_SET EXERCISE_. Which lines hold the word "image"? Show each of them.

Collected data:

▶

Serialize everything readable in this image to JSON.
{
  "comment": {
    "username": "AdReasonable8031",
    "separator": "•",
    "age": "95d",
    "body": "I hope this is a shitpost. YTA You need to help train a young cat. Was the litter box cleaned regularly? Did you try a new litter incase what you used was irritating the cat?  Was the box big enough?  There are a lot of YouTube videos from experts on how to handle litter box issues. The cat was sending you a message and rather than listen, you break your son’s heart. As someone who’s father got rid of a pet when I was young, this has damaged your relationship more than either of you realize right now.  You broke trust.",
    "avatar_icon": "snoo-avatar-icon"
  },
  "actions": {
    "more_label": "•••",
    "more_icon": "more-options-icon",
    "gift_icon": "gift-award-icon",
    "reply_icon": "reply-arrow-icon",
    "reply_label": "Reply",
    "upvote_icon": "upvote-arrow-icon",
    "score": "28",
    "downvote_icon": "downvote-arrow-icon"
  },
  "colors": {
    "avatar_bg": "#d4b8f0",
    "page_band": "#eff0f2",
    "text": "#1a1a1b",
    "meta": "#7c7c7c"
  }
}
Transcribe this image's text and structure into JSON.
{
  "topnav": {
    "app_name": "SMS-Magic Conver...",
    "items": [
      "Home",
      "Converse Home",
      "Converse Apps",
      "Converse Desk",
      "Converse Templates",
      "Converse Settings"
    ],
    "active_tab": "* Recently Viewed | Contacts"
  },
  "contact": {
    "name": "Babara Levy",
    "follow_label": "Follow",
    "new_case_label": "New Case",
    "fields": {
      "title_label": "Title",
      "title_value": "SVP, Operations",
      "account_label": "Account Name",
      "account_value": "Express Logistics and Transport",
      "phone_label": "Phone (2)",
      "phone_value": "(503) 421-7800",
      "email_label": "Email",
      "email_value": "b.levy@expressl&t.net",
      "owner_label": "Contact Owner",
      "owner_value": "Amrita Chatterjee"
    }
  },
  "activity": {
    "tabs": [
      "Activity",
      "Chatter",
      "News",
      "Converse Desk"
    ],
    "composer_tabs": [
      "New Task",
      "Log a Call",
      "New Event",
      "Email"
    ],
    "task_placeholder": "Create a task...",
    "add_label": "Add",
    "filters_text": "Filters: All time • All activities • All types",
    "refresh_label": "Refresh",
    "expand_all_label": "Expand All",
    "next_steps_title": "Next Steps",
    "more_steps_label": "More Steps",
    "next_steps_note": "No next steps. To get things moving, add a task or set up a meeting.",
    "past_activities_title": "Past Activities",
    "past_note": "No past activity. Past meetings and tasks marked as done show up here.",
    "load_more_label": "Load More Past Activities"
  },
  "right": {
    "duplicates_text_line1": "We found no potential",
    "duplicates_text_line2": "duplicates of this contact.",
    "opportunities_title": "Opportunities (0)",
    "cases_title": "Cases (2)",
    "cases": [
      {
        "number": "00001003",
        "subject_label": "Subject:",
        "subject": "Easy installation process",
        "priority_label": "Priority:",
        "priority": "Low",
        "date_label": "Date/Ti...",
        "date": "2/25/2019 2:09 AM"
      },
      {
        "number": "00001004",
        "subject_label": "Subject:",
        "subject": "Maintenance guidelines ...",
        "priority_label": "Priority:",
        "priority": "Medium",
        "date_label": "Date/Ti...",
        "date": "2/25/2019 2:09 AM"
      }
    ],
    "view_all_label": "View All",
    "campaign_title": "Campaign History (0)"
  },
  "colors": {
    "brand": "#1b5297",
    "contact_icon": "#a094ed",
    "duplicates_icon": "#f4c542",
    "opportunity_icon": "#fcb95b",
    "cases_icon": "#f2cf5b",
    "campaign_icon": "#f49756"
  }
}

◀

_SOLUTION FOR THIS EXERCISE_.
Serialize everything readable in this image to JSON.
Transcribe this image's text and structure into JSON.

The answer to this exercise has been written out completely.